**What needs to be done:** Go through the records and show each line where the word "的论证方法" occurs.

**Dataset records:**
-- BEGIN --

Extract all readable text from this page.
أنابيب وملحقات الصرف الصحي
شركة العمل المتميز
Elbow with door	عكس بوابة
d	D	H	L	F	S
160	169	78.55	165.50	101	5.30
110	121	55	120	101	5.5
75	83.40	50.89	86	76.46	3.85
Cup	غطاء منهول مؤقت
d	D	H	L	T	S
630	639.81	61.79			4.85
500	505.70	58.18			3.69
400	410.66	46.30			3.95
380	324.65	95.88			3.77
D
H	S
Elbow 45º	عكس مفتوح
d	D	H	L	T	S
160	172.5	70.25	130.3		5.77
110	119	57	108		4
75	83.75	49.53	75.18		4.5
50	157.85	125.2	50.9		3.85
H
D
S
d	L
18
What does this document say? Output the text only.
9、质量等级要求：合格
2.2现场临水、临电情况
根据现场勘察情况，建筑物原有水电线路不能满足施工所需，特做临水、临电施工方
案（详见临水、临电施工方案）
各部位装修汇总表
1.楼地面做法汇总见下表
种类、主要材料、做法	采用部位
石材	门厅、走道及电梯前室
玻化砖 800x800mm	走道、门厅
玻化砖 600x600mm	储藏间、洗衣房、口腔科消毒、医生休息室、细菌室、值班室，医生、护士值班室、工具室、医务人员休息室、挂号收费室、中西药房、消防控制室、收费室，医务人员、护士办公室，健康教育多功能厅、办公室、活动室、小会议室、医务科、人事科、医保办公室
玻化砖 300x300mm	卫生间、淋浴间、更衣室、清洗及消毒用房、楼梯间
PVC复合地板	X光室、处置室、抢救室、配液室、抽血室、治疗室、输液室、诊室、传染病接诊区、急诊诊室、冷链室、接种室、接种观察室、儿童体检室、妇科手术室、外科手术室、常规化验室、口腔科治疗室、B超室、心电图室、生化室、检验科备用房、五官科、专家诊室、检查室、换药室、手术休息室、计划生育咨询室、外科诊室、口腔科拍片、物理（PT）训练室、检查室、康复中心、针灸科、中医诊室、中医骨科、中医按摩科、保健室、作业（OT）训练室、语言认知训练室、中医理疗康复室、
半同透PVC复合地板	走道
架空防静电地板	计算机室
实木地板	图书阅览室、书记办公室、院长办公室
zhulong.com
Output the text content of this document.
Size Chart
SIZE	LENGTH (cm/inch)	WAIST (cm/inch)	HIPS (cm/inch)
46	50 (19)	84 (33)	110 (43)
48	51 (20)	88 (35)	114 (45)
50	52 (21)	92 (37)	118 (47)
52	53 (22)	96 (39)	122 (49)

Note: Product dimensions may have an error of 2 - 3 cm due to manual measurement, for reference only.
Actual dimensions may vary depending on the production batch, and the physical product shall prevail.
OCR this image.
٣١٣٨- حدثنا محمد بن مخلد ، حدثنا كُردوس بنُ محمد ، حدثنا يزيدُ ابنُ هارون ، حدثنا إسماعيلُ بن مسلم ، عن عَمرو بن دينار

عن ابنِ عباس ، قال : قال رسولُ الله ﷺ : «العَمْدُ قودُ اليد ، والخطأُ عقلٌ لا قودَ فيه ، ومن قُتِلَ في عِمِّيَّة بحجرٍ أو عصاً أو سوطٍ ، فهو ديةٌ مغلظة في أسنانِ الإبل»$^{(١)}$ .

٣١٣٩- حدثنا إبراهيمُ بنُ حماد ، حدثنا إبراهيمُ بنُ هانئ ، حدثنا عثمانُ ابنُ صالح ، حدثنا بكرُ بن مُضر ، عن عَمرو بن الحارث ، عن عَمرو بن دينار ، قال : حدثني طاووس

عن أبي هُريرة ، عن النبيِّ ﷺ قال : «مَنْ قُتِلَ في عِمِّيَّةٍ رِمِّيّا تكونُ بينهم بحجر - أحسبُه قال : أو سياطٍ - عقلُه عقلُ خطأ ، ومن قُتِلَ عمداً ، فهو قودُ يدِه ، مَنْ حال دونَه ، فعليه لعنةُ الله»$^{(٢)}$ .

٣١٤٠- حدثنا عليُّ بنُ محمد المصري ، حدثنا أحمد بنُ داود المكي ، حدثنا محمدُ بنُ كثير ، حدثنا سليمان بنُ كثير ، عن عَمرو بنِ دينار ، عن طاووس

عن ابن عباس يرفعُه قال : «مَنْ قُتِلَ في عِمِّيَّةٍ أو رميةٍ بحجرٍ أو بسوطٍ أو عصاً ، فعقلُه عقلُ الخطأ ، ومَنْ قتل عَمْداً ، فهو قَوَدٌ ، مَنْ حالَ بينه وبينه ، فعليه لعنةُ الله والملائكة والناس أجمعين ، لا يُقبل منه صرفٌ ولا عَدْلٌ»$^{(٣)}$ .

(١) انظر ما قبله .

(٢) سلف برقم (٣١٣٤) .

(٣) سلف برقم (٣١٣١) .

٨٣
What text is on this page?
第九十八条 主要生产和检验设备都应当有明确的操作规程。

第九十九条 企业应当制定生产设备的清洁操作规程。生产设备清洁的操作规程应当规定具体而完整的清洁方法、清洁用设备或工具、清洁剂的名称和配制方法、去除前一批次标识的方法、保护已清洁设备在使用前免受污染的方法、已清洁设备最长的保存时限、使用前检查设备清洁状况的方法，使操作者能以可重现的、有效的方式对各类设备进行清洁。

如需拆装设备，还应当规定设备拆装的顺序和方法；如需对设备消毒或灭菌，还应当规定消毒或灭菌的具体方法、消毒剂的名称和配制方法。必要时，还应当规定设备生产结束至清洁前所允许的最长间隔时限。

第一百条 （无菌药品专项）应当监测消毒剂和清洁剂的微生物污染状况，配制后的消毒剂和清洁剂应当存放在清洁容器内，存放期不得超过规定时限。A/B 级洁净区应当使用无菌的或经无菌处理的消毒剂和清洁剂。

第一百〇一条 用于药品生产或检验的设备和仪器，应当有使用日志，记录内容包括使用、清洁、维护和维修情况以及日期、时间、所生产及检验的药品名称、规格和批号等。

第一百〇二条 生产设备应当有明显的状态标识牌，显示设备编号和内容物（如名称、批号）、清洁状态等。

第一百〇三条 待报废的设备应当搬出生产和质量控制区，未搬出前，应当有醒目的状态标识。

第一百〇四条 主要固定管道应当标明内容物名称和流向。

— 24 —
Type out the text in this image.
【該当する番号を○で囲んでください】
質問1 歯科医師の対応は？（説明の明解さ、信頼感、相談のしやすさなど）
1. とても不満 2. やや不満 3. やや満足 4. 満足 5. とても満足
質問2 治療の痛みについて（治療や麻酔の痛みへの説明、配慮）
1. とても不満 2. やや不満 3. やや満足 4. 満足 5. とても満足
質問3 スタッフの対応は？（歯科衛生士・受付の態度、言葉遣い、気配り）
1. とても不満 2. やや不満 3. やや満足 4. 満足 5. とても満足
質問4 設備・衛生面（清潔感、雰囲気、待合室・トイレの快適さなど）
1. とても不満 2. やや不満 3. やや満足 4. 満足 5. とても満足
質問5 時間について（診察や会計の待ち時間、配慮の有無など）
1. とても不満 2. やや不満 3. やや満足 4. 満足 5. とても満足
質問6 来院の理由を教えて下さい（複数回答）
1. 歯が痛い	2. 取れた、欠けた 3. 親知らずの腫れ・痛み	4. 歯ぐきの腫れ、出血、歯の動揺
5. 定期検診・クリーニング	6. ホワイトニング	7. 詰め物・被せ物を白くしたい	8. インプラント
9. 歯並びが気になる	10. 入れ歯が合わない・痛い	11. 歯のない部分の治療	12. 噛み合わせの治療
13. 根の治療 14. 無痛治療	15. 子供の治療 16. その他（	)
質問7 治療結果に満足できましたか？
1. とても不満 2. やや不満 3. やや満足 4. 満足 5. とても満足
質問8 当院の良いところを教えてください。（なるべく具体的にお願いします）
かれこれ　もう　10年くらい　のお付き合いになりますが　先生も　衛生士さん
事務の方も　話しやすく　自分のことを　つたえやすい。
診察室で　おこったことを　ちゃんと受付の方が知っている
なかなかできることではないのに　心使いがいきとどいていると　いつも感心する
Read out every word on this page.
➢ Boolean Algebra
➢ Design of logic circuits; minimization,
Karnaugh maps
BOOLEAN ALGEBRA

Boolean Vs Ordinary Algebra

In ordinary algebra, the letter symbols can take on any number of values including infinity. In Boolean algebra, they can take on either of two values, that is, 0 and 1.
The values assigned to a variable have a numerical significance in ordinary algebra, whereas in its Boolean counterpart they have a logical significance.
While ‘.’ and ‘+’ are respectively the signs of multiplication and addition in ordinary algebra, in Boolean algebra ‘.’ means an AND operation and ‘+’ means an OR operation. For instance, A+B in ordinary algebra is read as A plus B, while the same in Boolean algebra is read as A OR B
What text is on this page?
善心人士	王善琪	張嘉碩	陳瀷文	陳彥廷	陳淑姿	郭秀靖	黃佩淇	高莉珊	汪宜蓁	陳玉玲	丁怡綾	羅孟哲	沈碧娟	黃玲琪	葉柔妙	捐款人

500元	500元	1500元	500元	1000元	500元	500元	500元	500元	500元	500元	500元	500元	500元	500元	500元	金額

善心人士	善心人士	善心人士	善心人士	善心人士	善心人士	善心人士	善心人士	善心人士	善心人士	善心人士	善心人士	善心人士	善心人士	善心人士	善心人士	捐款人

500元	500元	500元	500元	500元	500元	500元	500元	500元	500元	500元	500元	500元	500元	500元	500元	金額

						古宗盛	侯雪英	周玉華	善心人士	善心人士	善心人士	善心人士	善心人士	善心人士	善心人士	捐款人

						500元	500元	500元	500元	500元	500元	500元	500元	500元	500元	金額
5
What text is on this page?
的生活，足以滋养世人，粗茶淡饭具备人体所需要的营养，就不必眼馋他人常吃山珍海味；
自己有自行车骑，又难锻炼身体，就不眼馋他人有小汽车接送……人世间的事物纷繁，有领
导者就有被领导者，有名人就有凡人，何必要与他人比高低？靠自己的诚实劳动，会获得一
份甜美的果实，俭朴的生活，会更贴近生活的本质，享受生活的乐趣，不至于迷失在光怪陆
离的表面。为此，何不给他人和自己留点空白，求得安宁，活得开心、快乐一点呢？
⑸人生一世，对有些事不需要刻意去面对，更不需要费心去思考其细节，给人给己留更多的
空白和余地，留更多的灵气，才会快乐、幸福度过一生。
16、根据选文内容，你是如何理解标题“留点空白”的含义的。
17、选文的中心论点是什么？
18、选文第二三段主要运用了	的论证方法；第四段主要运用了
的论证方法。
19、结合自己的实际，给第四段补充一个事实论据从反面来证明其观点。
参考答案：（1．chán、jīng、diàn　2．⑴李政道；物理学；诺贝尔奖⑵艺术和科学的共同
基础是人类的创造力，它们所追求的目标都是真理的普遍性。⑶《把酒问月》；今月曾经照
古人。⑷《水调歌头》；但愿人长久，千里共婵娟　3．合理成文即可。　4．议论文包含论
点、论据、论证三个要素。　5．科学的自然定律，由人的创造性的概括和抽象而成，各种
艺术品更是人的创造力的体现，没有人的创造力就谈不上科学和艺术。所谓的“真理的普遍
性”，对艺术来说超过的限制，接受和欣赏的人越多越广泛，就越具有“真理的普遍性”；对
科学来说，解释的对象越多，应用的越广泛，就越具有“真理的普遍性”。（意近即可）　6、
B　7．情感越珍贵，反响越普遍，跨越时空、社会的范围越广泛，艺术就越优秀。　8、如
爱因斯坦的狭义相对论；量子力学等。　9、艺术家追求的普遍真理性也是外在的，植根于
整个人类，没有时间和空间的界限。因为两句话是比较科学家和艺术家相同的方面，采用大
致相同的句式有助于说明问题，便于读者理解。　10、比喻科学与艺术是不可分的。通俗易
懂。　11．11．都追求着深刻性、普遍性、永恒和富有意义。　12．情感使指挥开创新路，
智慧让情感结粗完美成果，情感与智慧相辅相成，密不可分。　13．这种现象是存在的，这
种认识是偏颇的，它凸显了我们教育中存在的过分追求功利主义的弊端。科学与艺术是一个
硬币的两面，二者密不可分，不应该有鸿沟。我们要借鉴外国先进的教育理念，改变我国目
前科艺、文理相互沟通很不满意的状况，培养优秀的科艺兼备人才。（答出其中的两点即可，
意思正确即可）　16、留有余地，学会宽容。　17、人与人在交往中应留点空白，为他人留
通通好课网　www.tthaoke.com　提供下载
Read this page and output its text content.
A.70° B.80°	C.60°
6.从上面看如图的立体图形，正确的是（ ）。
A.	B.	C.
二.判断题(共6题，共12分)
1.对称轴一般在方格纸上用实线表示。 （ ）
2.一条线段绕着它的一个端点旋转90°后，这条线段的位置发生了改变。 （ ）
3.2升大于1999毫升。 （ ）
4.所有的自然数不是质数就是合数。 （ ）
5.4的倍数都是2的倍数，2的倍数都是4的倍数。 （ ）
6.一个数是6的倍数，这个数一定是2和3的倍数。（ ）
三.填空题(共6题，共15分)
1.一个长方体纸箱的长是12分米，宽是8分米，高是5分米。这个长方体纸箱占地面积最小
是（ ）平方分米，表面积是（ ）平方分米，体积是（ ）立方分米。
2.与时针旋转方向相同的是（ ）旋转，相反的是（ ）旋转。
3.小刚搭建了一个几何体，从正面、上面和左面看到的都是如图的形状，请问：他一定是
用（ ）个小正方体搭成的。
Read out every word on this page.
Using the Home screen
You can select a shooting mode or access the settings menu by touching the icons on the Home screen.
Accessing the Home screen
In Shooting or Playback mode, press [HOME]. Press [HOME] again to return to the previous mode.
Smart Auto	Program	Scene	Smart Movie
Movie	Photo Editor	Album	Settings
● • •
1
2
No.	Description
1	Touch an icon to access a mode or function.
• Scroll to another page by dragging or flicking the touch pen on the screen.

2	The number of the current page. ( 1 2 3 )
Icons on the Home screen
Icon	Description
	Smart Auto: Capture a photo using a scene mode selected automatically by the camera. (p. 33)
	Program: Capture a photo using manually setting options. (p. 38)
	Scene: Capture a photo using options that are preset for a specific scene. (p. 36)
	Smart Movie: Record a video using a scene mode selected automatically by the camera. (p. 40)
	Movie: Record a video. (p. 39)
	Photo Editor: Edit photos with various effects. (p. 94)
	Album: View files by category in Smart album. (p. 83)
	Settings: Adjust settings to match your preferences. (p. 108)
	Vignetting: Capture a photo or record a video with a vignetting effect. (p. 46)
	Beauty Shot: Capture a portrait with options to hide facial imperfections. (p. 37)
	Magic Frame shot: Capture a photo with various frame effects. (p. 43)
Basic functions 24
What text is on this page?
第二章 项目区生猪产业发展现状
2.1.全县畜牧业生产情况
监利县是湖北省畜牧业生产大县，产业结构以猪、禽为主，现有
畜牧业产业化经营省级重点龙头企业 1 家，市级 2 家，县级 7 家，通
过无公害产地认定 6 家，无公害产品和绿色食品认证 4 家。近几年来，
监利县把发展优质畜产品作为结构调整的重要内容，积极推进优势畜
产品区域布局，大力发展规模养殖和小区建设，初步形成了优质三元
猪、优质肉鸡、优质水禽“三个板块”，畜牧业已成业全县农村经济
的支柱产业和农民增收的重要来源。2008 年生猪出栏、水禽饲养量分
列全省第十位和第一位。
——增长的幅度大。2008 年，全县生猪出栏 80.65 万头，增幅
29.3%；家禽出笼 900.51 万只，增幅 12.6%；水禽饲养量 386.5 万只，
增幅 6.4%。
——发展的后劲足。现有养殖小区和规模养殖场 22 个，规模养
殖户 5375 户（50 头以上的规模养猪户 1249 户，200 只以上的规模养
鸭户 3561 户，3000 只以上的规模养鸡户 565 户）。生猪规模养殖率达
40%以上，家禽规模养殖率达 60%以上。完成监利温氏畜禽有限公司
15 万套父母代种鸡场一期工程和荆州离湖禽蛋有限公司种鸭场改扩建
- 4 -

-- END --

**The solution:**
18、选文第二三段主要运用了	的论证方法；第四段主要运用了
的论证方法。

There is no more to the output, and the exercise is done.